— start Supplied entries —

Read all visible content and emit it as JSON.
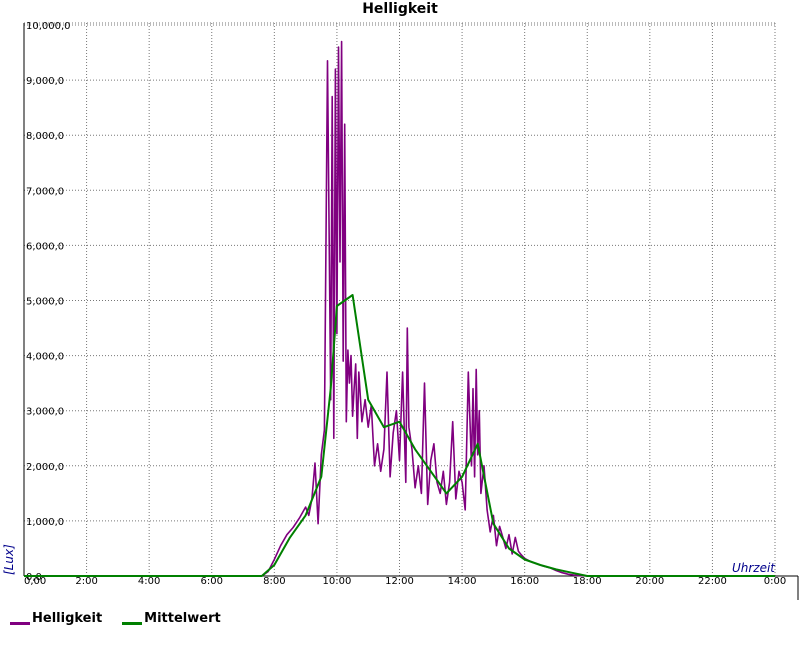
{
  "chart_data": {
    "type": "line",
    "title": "Helligkeit",
    "xlabel": "Uhrzeit",
    "ylabel": "[Lux]",
    "xlim": [
      0,
      24
    ],
    "ylim": [
      0,
      10000
    ],
    "grid": true,
    "legend_position": "bottom-left",
    "x_tick_labels": [
      "0,00",
      "2:00",
      "4:00",
      "6:00",
      "8:00",
      "10:00",
      "12:00",
      "14:00",
      "16:00",
      "18:00",
      "20:00",
      "22:00",
      "0:00"
    ],
    "y_tick_labels": [
      "0,0",
      "1,000,0",
      "2,000,0",
      "3,000,0",
      "4,000,0",
      "5,000,0",
      "6,000,0",
      "7,000,0",
      "8,000,0",
      "9,000,0",
      "10,000,0"
    ],
    "series": [
      {
        "name": "Helligkeit",
        "color": "#800080",
        "x": [
          0,
          7.6,
          7.8,
          8.0,
          8.2,
          8.4,
          8.6,
          8.8,
          9.0,
          9.1,
          9.2,
          9.3,
          9.4,
          9.5,
          9.6,
          9.7,
          9.8,
          9.85,
          9.9,
          9.95,
          10.0,
          10.05,
          10.1,
          10.15,
          10.2,
          10.25,
          10.3,
          10.35,
          10.4,
          10.45,
          10.5,
          10.55,
          10.6,
          10.65,
          10.7,
          10.8,
          10.9,
          11.0,
          11.1,
          11.2,
          11.3,
          11.4,
          11.5,
          11.6,
          11.7,
          11.8,
          11.9,
          12.0,
          12.1,
          12.2,
          12.25,
          12.3,
          12.4,
          12.5,
          12.6,
          12.7,
          12.8,
          12.9,
          13.0,
          13.1,
          13.2,
          13.3,
          13.4,
          13.5,
          13.6,
          13.7,
          13.8,
          13.9,
          14.0,
          14.1,
          14.2,
          14.3,
          14.35,
          14.4,
          14.45,
          14.5,
          14.55,
          14.6,
          14.7,
          14.8,
          14.9,
          15.0,
          15.1,
          15.2,
          15.3,
          15.4,
          15.5,
          15.6,
          15.7,
          15.8,
          15.9,
          16.0,
          16.2,
          16.4,
          16.6,
          16.8,
          17.0,
          17.2,
          17.4,
          17.6,
          17.8,
          18.0,
          24
        ],
        "values": [
          0,
          0,
          80,
          300,
          550,
          750,
          880,
          1050,
          1250,
          1100,
          1400,
          2050,
          950,
          2200,
          2650,
          9350,
          3200,
          8700,
          2500,
          9200,
          4400,
          9600,
          5700,
          9700,
          3900,
          8200,
          2800,
          4100,
          3500,
          4000,
          2900,
          3400,
          3850,
          2500,
          3700,
          2800,
          3200,
          2700,
          3100,
          2000,
          2400,
          1900,
          2300,
          3700,
          1800,
          2600,
          3000,
          2100,
          3700,
          1700,
          4500,
          2700,
          2300,
          1600,
          2000,
          1500,
          3500,
          1300,
          2100,
          2400,
          1700,
          1500,
          1900,
          1300,
          1700,
          2800,
          1400,
          1900,
          1700,
          1200,
          3700,
          2000,
          3400,
          1800,
          3750,
          2200,
          3000,
          1500,
          2000,
          1200,
          800,
          1100,
          550,
          900,
          700,
          500,
          750,
          400,
          700,
          450,
          380,
          320,
          260,
          220,
          180,
          150,
          100,
          60,
          30,
          15,
          5,
          0,
          0
        ]
      },
      {
        "name": "Mittelwert",
        "color": "#008000",
        "x": [
          0,
          7.6,
          8.0,
          8.5,
          9.0,
          9.5,
          9.8,
          10.0,
          10.5,
          11.0,
          11.5,
          12.0,
          12.5,
          13.0,
          13.5,
          14.0,
          14.5,
          15.0,
          15.5,
          16.0,
          16.5,
          17.0,
          17.5,
          18.0,
          24
        ],
        "values": [
          0,
          0,
          200,
          700,
          1100,
          1800,
          3400,
          4900,
          5100,
          3200,
          2700,
          2800,
          2300,
          1900,
          1500,
          1800,
          2400,
          950,
          500,
          300,
          200,
          120,
          60,
          0,
          0
        ]
      }
    ]
  }
}
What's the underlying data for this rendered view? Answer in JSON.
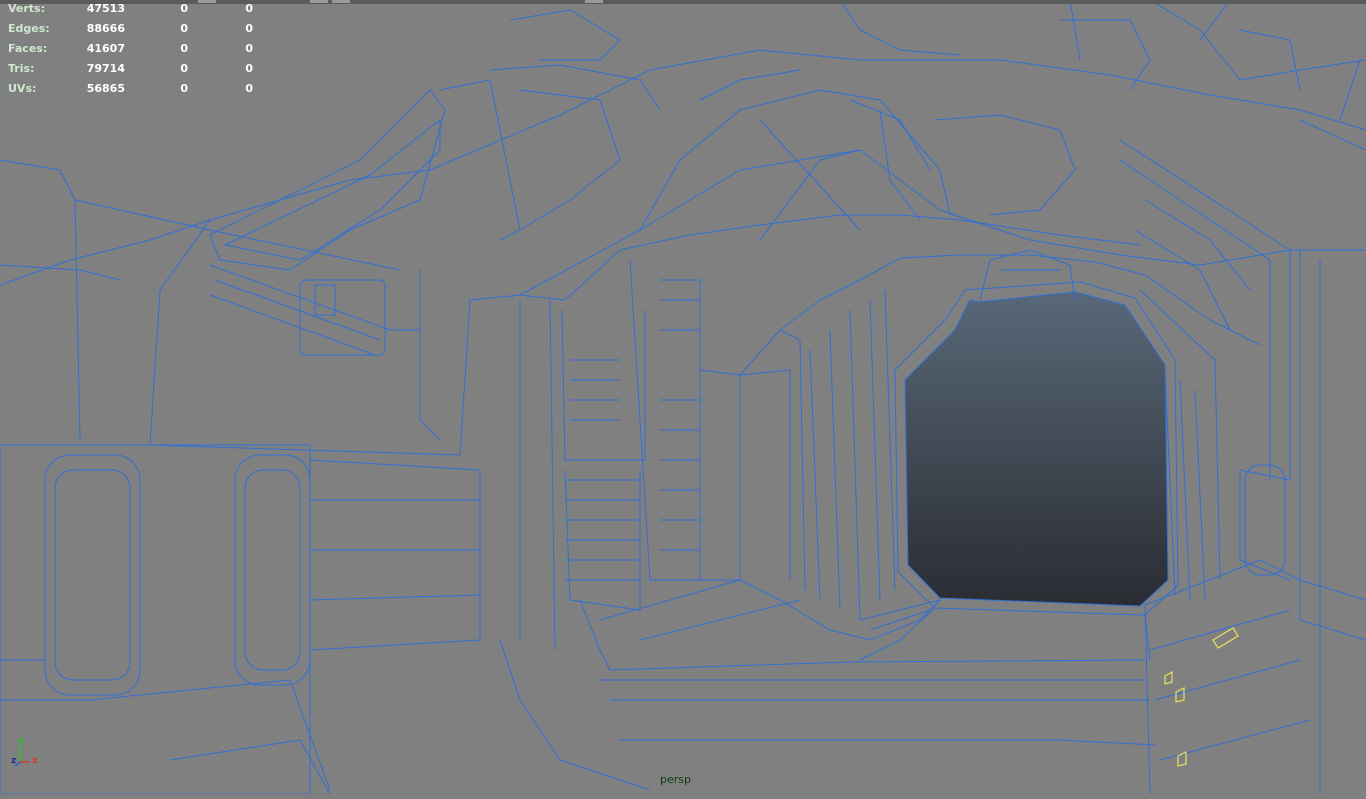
{
  "hud": {
    "rows": [
      {
        "label": "Verts:",
        "v1": "47513",
        "v2": "0",
        "v3": "0"
      },
      {
        "label": "Edges:",
        "v1": "88666",
        "v2": "0",
        "v3": "0"
      },
      {
        "label": "Faces:",
        "v1": "41607",
        "v2": "0",
        "v3": "0"
      },
      {
        "label": "Tris:",
        "v1": "79714",
        "v2": "0",
        "v3": "0"
      },
      {
        "label": "UVs:",
        "v1": "56865",
        "v2": "0",
        "v3": "0"
      }
    ]
  },
  "viewport": {
    "camera": "persp",
    "axis": {
      "y": "y",
      "z": "z",
      "x": "x"
    }
  },
  "colors": {
    "background": "#808080",
    "wireframe": "#2f6fd6",
    "selection": "#e8e060",
    "opening_top": "#586878",
    "opening_bottom": "#2a2c32"
  }
}
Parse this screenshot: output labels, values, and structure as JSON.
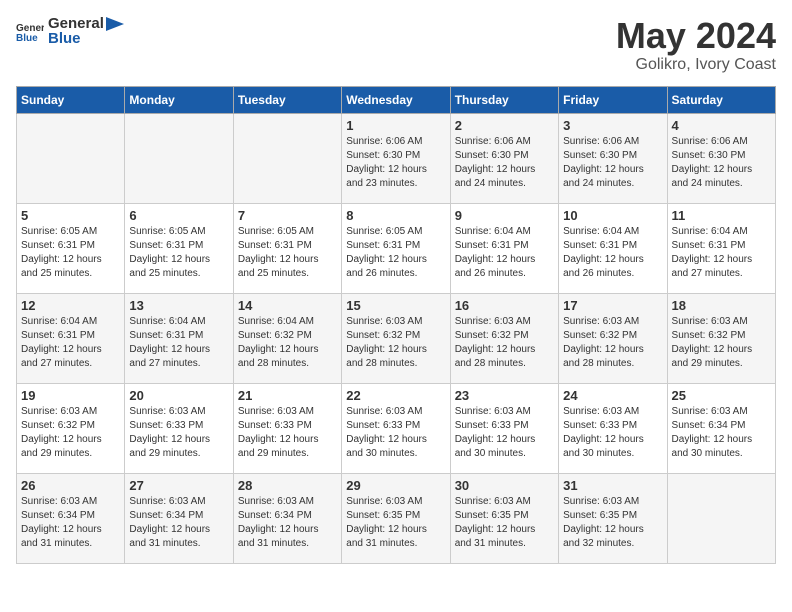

— end Supplied entries —

- _Problem details_:
Copy the records exactly as they appear, excluding images.

- _Result of this task_:
Read all visible content and emit it as JSON.
{
  "chart_data": {
    "type": "line",
    "title": "Helligkeit",
    "xlabel": "Uhrzeit",
    "ylabel": "[Lux]",
    "xlim": [
      0,
      24
    ],
    "ylim": [
      0,
      10000
    ],
    "grid": true,
    "legend_position": "bottom-left",
    "x_tick_labels": [
      "0,00",
      "2:00",
      "4:00",
      "6:00",
      "8:00",
      "10:00",
      "12:00",
      "14:00",
      "16:00",
      "18:00",
      "20:00",
      "22:00",
      "0:00"
    ],
    "y_tick_labels": [
      "0,0",
      "1,000,0",
      "2,000,0",
      "3,000,0",
      "4,000,0",
      "5,000,0",
      "6,000,0",
      "7,000,0",
      "8,000,0",
      "9,000,0",
      "10,000,0"
    ],
    "series": [
      {
        "name": "Helligkeit",
        "color": "#800080",
        "x": [
          0,
          7.6,
          7.8,
          8.0,
          8.2,
          8.4,
          8.6,
          8.8,
          9.0,
          9.1,
          9.2,
          9.3,
          9.4,
          9.5,
          9.6,
          9.7,
          9.8,
          9.85,
          9.9,
          9.95,
          10.0,
          10.05,
          10.1,
          10.15,
          10.2,
          10.25,
          10.3,
          10.35,
          10.4,
          10.45,
          10.5,
          10.55,
          10.6,
          10.65,
          10.7,
          10.8,
          10.9,
          11.0,
          11.1,
          11.2,
          11.3,
          11.4,
          11.5,
          11.6,
          11.7,
          11.8,
          11.9,
          12.0,
          12.1,
          12.2,
          12.25,
          12.3,
          12.4,
          12.5,
          12.6,
          12.7,
          12.8,
          12.9,
          13.0,
          13.1,
          13.2,
          13.3,
          13.4,
          13.5,
          13.6,
          13.7,
          13.8,
          13.9,
          14.0,
          14.1,
          14.2,
          14.3,
          14.35,
          14.4,
          14.45,
          14.5,
          14.55,
          14.6,
          14.7,
          14.8,
          14.9,
          15.0,
          15.1,
          15.2,
          15.3,
          15.4,
          15.5,
          15.6,
          15.7,
          15.8,
          15.9,
          16.0,
          16.2,
          16.4,
          16.6,
          16.8,
          17.0,
          17.2,
          17.4,
          17.6,
          17.8,
          18.0,
          24
        ],
        "values": [
          0,
          0,
          80,
          300,
          550,
          750,
          880,
          1050,
          1250,
          1100,
          1400,
          2050,
          950,
          2200,
          2650,
          9350,
          3200,
          8700,
          2500,
          9200,
          4400,
          9600,
          5700,
          9700,
          3900,
          8200,
          2800,
          4100,
          3500,
          4000,
          2900,
          3400,
          3850,
          2500,
          3700,
          2800,
          3200,
          2700,
          3100,
          2000,
          2400,
          1900,
          2300,
          3700,
          1800,
          2600,
          3000,
          2100,
          3700,
          1700,
          4500,
          2700,
          2300,
          1600,
          2000,
          1500,
          3500,
          1300,
          2100,
          2400,
          1700,
          1500,
          1900,
          1300,
          1700,
          2800,
          1400,
          1900,
          1700,
          1200,
          3700,
          2000,
          3400,
          1800,
          3750,
          2200,
          3000,
          1500,
          2000,
          1200,
          800,
          1100,
          550,
          900,
          700,
          500,
          750,
          400,
          700,
          450,
          380,
          320,
          260,
          220,
          180,
          150,
          100,
          60,
          30,
          15,
          5,
          0,
          0
        ]
      },
      {
        "name": "Mittelwert",
        "color": "#008000",
        "x": [
          0,
          7.6,
          8.0,
          8.5,
          9.0,
          9.5,
          9.8,
          10.0,
          10.5,
          11.0,
          11.5,
          12.0,
          12.5,
          13.0,
          13.5,
          14.0,
          14.5,
          15.0,
          15.5,
          16.0,
          16.5,
          17.0,
          17.5,
          18.0,
          24
        ],
        "values": [
          0,
          0,
          200,
          700,
          1100,
          1800,
          3400,
          4900,
          5100,
          3200,
          2700,
          2800,
          2300,
          1900,
          1500,
          1800,
          2400,
          950,
          500,
          300,
          200,
          120,
          60,
          0,
          0
        ]
      }
    ]
  }
}
What's the underlying data for this rendered view? Answer in JSON.
{
  "hud": {
    "rows": [
      {
        "label": "Verts:",
        "v1": "47513",
        "v2": "0",
        "v3": "0"
      },
      {
        "label": "Edges:",
        "v1": "88666",
        "v2": "0",
        "v3": "0"
      },
      {
        "label": "Faces:",
        "v1": "41607",
        "v2": "0",
        "v3": "0"
      },
      {
        "label": "Tris:",
        "v1": "79714",
        "v2": "0",
        "v3": "0"
      },
      {
        "label": "UVs:",
        "v1": "56865",
        "v2": "0",
        "v3": "0"
      }
    ]
  },
  "viewport": {
    "camera": "persp",
    "axis": {
      "y": "y",
      "z": "z",
      "x": "x"
    }
  },
  "colors": {
    "background": "#808080",
    "wireframe": "#2f6fd6",
    "selection": "#e8e060",
    "opening_top": "#586878",
    "opening_bottom": "#2a2c32"
  }
}
Parse this screenshot: output labels, values, and structure as JSON.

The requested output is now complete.